## Source material:
□ □ □ □ □ □ □

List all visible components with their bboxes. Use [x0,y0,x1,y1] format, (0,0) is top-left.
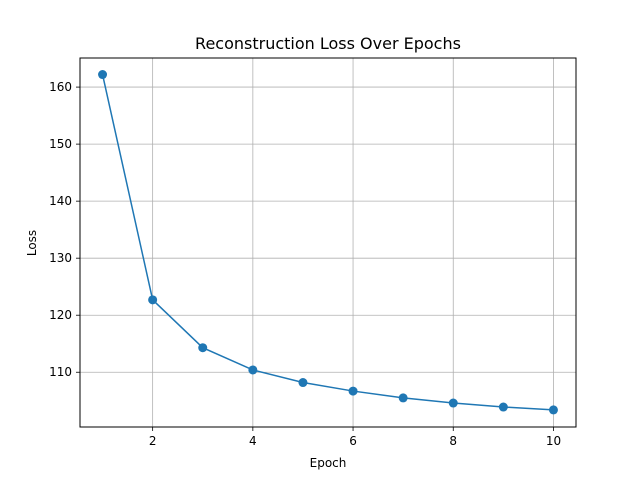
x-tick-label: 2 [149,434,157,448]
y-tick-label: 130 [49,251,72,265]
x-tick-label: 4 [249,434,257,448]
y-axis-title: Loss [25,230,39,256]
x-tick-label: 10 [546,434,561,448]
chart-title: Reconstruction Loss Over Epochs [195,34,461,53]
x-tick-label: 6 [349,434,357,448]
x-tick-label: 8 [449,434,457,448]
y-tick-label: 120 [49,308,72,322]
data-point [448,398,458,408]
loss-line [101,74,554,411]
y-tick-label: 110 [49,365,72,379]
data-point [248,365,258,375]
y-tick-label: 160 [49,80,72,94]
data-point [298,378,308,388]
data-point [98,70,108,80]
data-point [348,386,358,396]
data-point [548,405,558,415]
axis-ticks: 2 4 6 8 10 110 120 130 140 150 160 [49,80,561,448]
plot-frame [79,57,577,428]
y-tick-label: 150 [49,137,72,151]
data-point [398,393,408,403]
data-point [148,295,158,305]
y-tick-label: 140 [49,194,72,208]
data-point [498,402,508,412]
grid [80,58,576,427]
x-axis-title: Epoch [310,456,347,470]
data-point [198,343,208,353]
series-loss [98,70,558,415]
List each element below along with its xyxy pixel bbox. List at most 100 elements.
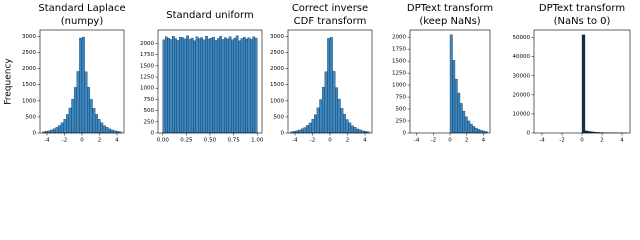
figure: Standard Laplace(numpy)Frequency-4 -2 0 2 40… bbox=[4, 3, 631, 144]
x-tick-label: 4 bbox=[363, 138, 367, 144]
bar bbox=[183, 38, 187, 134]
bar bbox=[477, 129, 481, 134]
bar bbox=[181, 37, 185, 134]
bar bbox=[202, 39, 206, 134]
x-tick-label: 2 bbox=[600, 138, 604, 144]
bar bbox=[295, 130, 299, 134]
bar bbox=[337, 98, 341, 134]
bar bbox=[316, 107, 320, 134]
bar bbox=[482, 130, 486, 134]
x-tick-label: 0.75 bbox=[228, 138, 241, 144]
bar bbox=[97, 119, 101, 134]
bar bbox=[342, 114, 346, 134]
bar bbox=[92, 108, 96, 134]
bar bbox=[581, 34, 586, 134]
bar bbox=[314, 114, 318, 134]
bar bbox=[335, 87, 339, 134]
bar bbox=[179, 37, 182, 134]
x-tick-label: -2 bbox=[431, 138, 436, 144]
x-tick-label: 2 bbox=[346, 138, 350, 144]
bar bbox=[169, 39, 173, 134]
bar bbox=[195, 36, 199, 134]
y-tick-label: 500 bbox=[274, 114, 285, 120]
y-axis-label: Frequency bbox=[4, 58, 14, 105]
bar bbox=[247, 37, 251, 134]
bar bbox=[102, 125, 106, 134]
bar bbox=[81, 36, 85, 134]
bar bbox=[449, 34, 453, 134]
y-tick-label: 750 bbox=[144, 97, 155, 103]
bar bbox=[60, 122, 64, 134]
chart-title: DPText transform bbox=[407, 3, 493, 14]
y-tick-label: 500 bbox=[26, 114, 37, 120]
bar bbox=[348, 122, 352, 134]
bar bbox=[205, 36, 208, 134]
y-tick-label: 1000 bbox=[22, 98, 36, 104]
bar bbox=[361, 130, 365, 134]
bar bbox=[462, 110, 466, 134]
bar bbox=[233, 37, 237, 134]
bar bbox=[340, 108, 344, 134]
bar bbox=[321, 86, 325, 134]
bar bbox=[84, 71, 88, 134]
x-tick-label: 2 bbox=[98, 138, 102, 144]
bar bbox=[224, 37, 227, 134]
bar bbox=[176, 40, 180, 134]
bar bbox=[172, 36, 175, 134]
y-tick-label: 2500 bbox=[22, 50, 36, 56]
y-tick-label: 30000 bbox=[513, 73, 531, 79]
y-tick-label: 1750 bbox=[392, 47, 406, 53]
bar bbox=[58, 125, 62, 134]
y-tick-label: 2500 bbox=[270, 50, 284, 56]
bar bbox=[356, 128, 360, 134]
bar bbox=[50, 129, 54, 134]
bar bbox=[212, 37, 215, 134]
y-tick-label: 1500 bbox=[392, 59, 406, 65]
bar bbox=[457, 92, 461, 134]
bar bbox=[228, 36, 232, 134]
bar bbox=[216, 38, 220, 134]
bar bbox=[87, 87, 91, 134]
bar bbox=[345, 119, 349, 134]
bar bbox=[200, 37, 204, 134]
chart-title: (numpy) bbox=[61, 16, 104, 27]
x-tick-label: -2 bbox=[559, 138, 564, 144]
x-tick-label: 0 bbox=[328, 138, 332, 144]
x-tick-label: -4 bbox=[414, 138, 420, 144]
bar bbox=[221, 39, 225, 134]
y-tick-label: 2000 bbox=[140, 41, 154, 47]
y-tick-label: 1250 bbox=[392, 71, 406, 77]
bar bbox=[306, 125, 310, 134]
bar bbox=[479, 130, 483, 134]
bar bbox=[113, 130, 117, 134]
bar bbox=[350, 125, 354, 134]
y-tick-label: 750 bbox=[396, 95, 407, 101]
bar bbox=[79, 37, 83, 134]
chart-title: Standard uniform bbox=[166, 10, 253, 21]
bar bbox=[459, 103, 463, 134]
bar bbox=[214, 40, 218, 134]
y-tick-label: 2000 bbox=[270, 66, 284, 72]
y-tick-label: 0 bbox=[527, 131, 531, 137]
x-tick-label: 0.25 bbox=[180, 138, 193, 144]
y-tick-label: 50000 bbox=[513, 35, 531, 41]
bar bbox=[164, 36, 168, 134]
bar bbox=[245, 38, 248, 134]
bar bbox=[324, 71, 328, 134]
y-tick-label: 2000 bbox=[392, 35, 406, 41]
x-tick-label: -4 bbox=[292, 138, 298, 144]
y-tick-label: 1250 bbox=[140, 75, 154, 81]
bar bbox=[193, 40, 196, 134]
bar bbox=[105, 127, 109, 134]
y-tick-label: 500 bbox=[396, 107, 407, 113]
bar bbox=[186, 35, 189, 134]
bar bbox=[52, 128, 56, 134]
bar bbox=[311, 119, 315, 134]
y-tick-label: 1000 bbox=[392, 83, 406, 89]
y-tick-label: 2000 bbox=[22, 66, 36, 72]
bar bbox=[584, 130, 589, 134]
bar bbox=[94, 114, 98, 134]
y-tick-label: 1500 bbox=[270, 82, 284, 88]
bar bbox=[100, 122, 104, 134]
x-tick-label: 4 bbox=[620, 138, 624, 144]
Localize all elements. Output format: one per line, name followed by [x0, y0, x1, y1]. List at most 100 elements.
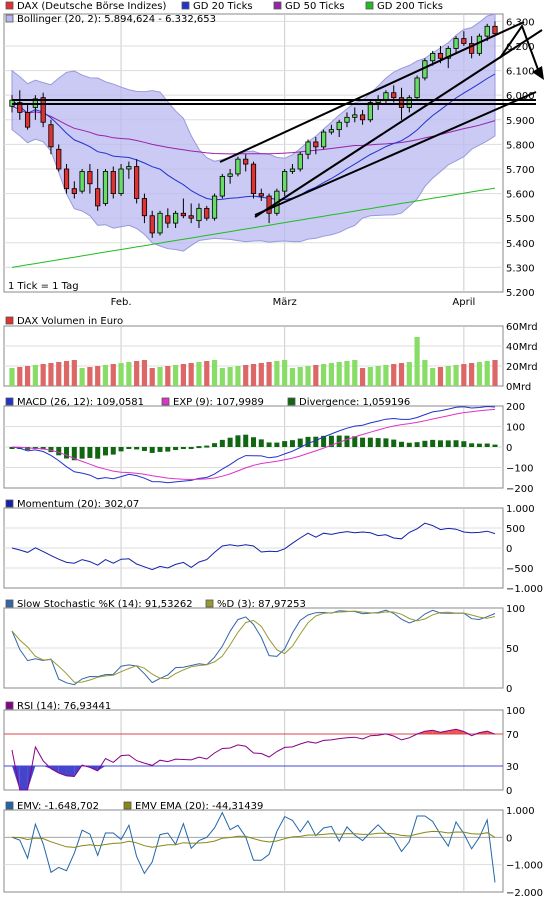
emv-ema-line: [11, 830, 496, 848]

□ □ □ □ □ □ □

## Exercise:
Copy every row above word for word, leaving out the pictures.

## Task solution:
List all visible components with their bboxes. Use [x0,y0,x1,y1] format, (0,0) is top-left.
x-tick-label: 2 [149,434,157,448]
y-tick-label: 130 [49,251,72,265]
x-tick-label: 4 [249,434,257,448]
y-axis-title: Loss [25,230,39,256]
x-tick-label: 10 [546,434,561,448]
chart-title: Reconstruction Loss Over Epochs [195,34,461,53]
x-tick-label: 6 [349,434,357,448]
x-tick-label: 8 [449,434,457,448]
y-tick-label: 120 [49,308,72,322]
data-point [448,398,458,408]
loss-line [101,74,554,411]
y-tick-label: 110 [49,365,72,379]
data-point [248,365,258,375]
y-tick-label: 160 [49,80,72,94]
data-point [298,378,308,388]
data-point [98,70,108,80]
data-point [348,386,358,396]
data-point [548,405,558,415]
axis-ticks: 2 4 6 8 10 110 120 130 140 150 160 [49,80,561,448]
plot-frame [79,57,577,428]
y-tick-label: 150 [49,137,72,151]
data-point [398,393,408,403]
data-point [148,295,158,305]
y-tick-label: 140 [49,194,72,208]
data-point [498,402,508,412]
grid [80,58,576,427]
x-axis-title: Epoch [310,456,347,470]
data-point [198,343,208,353]
series-loss [98,70,558,415]
List each element below along with its xyxy pixel bbox. List at most 100 elements.
figure: Standard Laplace(numpy)Frequency-4 -2 0 2 40… bbox=[4, 3, 631, 144]
x-tick-label: 4 bbox=[363, 138, 367, 144]
bar bbox=[183, 38, 187, 134]
bar bbox=[477, 129, 481, 134]
bar bbox=[181, 37, 185, 134]
bar bbox=[202, 39, 206, 134]
x-tick-label: 2 bbox=[600, 138, 604, 144]
bar bbox=[295, 130, 299, 134]
bar bbox=[337, 98, 341, 134]
bar bbox=[316, 107, 320, 134]
bar bbox=[482, 130, 486, 134]
x-tick-label: 0.75 bbox=[228, 138, 241, 144]
bar bbox=[97, 119, 101, 134]
bar bbox=[342, 114, 346, 134]
bar bbox=[92, 108, 96, 134]
bar bbox=[581, 34, 586, 134]
bar bbox=[314, 114, 318, 134]
bar bbox=[335, 87, 339, 134]
bar bbox=[179, 37, 182, 134]
x-tick-label: -2 bbox=[431, 138, 436, 144]
x-tick-label: 2 bbox=[346, 138, 350, 144]
bar bbox=[169, 39, 173, 134]
bar bbox=[195, 36, 199, 134]
y-tick-label: 500 bbox=[274, 114, 285, 120]
y-axis-label: Frequency bbox=[4, 58, 14, 105]
bar bbox=[247, 37, 251, 134]
bar bbox=[102, 125, 106, 134]
bar bbox=[81, 36, 85, 134]
bar bbox=[449, 34, 453, 134]
y-tick-label: 750 bbox=[144, 97, 155, 103]
bar bbox=[60, 122, 64, 134]
chart-title: DPText transform bbox=[407, 3, 493, 14]
y-tick-label: 500 bbox=[26, 114, 37, 120]
bar bbox=[348, 122, 352, 134]
bar bbox=[205, 36, 208, 134]
y-tick-label: 1000 bbox=[22, 98, 36, 104]
bar bbox=[361, 130, 365, 134]
bar bbox=[462, 110, 466, 134]
bar bbox=[233, 37, 237, 134]
bar bbox=[340, 108, 344, 134]
bar bbox=[321, 86, 325, 134]
bar bbox=[84, 71, 88, 134]
x-tick-label: 2 bbox=[98, 138, 102, 144]
bar bbox=[224, 37, 227, 134]
bar bbox=[176, 40, 180, 134]
bar bbox=[172, 36, 175, 134]
y-tick-label: 2500 bbox=[22, 50, 36, 56]
y-tick-label: 30000 bbox=[513, 73, 531, 79]
y-tick-label: 1750 bbox=[392, 47, 406, 53]
bar bbox=[58, 125, 62, 134]
y-tick-label: 2500 bbox=[270, 50, 284, 56]
bar bbox=[356, 128, 360, 134]
bar bbox=[50, 129, 54, 134]
bar bbox=[212, 37, 215, 134]
y-tick-label: 1500 bbox=[392, 59, 406, 65]
bar bbox=[457, 92, 461, 134]
bar bbox=[228, 36, 232, 134]
bar bbox=[216, 38, 220, 134]
bar bbox=[87, 87, 91, 134]
bar bbox=[345, 119, 349, 134]
bar bbox=[200, 37, 204, 134]
chart-title: (numpy) bbox=[61, 16, 104, 27]
x-tick-label: -2 bbox=[559, 138, 564, 144]
x-tick-label: 0 bbox=[328, 138, 332, 144]
x-tick-label: -4 bbox=[414, 138, 420, 144]
bar bbox=[221, 39, 225, 134]
y-tick-label: 2000 bbox=[140, 41, 154, 47]
y-tick-label: 1250 bbox=[392, 71, 406, 77]
bar bbox=[306, 125, 310, 134]
bar bbox=[479, 130, 483, 134]
bar bbox=[113, 130, 117, 134]
bar bbox=[350, 125, 354, 134]
y-tick-label: 750 bbox=[396, 95, 407, 101]
bar bbox=[79, 37, 83, 134]
chart-title: Standard uniform bbox=[166, 10, 253, 21]
bar bbox=[459, 103, 463, 134]
bar bbox=[214, 40, 218, 134]
y-tick-label: 2000 bbox=[270, 66, 284, 72]
y-tick-label: 0 bbox=[527, 131, 531, 137]
x-tick-label: 0.25 bbox=[180, 138, 193, 144]
y-tick-label: 50000 bbox=[513, 35, 531, 41]
bar bbox=[164, 36, 168, 134]
bar bbox=[245, 38, 248, 134]
bar bbox=[324, 71, 328, 134]
y-tick-label: 2000 bbox=[392, 35, 406, 41]
x-tick-label: -4 bbox=[292, 138, 298, 144]
y-tick-label: 1250 bbox=[140, 75, 154, 81]
bar bbox=[193, 40, 196, 134]
bar bbox=[105, 127, 109, 134]
y-tick-label: 500 bbox=[396, 107, 407, 113]
bar bbox=[186, 35, 189, 134]
bar bbox=[52, 128, 56, 134]
bar bbox=[311, 119, 315, 134]
y-tick-label: 1000 bbox=[392, 83, 406, 89]
y-tick-label: 2000 bbox=[22, 66, 36, 72]
bar bbox=[584, 130, 589, 134]
bar bbox=[94, 114, 98, 134]
y-tick-label: 1500 bbox=[270, 82, 284, 88]
bar bbox=[100, 122, 104, 134]
x-tick-label: 4 bbox=[620, 138, 624, 144]
Localize all elements. Output format: one per line, name followed by [x0, y0, x1, y1]. List at most 100 elements.
emv-ema-line: [11, 830, 496, 848]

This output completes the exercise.